------ DATA SHOWN ------
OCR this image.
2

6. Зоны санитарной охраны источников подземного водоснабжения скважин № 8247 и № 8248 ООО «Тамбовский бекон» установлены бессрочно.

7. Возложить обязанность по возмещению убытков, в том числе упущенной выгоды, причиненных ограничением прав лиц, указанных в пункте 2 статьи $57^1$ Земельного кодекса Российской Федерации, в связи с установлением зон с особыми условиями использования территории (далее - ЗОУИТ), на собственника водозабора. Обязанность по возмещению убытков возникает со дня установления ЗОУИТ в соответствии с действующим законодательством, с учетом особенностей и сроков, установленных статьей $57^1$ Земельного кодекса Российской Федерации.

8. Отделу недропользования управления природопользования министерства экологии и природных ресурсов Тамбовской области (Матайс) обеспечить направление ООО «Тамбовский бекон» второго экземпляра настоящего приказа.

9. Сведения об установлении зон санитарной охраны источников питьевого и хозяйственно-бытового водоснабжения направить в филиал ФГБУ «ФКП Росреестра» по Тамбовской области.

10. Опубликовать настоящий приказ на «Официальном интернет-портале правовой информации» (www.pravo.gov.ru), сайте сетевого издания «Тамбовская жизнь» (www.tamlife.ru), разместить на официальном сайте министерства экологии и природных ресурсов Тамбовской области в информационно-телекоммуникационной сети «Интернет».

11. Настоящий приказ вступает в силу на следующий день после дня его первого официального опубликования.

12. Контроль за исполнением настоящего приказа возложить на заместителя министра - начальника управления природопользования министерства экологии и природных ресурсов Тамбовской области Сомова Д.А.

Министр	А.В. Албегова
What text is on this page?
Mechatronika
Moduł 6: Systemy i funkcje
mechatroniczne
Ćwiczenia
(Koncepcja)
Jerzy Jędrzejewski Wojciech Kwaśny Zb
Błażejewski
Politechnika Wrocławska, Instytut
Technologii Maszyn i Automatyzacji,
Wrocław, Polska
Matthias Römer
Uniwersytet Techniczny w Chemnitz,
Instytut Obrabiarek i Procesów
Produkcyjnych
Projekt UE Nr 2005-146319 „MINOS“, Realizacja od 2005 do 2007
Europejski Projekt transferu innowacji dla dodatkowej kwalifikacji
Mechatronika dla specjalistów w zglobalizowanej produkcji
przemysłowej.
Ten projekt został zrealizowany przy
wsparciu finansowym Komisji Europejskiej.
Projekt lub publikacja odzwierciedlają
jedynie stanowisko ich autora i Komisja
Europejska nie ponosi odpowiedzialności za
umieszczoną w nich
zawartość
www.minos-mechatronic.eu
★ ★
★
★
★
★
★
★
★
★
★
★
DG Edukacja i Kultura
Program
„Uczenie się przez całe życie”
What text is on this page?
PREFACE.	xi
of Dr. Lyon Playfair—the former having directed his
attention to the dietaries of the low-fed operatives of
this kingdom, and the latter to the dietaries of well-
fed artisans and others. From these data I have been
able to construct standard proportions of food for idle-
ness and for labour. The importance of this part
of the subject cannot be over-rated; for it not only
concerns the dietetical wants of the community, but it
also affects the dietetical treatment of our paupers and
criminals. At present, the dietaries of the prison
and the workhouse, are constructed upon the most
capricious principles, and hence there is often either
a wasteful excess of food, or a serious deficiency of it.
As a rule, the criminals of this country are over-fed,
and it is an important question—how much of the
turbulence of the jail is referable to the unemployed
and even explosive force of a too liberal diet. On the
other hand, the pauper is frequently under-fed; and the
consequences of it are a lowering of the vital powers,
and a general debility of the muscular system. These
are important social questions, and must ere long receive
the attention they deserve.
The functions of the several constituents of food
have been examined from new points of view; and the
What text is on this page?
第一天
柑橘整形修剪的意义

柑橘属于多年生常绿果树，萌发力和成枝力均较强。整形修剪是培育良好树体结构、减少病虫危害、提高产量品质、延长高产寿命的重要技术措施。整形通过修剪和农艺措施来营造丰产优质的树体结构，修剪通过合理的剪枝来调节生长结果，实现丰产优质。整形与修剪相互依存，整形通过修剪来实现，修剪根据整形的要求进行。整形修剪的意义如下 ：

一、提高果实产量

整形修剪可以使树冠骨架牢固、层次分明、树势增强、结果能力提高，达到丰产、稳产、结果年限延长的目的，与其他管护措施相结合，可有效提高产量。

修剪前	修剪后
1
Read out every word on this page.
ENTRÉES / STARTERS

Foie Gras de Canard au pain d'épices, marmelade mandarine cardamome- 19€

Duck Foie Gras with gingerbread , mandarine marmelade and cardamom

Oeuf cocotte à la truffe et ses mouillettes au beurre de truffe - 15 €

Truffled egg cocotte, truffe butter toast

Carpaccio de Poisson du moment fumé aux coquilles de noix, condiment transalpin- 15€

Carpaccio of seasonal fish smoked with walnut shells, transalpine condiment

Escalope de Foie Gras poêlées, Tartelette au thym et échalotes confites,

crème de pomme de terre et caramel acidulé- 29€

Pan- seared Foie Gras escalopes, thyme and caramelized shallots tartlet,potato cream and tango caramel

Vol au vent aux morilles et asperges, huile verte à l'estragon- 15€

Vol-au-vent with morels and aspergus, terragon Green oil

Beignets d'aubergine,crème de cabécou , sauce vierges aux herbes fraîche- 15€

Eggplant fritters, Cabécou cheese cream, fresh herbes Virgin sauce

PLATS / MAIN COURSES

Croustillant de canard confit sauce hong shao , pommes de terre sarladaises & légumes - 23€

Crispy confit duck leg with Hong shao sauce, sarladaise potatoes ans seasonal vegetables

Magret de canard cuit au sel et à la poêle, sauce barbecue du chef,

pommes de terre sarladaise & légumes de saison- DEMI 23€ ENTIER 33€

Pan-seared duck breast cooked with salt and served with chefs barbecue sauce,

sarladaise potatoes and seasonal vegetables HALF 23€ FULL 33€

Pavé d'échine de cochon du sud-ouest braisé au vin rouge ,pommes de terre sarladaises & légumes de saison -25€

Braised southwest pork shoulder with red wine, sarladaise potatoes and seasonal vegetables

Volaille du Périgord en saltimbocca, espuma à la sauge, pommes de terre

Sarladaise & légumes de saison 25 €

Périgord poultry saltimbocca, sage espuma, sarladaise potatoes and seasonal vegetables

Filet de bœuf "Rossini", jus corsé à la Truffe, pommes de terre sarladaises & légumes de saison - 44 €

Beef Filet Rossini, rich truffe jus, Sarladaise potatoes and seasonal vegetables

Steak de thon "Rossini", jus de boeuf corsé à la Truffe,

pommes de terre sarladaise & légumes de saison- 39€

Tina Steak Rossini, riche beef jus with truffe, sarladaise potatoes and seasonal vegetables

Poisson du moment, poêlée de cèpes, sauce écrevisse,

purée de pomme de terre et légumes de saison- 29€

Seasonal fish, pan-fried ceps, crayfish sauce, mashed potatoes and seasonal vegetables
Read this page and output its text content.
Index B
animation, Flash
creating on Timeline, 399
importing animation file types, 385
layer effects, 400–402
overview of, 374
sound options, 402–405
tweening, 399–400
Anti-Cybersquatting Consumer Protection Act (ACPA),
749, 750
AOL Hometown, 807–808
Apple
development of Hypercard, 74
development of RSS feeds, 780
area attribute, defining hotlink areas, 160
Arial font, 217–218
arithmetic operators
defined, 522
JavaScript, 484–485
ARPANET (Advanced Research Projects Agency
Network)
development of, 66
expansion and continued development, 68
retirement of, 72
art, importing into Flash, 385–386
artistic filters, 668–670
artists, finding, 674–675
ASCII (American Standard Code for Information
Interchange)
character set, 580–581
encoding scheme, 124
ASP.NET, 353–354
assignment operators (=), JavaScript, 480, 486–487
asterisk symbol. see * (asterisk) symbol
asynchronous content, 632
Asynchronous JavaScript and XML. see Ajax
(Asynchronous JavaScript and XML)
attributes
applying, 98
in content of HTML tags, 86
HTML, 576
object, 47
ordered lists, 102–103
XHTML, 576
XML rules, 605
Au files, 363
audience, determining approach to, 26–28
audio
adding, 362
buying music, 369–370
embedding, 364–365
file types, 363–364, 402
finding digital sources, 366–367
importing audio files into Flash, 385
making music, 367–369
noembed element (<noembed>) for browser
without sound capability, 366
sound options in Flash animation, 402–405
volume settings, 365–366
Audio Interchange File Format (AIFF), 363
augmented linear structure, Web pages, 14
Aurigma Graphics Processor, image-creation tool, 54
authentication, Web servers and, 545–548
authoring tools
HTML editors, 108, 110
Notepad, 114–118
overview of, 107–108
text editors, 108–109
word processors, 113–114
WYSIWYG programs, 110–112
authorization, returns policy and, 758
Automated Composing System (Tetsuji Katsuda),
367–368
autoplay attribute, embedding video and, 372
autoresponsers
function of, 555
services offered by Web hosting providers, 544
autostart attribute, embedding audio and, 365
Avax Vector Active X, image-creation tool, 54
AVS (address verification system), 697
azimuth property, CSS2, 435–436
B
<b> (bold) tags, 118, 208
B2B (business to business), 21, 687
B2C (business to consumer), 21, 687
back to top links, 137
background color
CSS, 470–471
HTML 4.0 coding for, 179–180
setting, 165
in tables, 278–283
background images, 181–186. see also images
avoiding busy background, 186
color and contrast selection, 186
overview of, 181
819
------
TASK INSTRUCTIONS
Go through the material above and copy each line that has the word "business".

EXPECTED OUTPUT
B2B (business to business), 21, 687
B2C (business to consumer), 21, 687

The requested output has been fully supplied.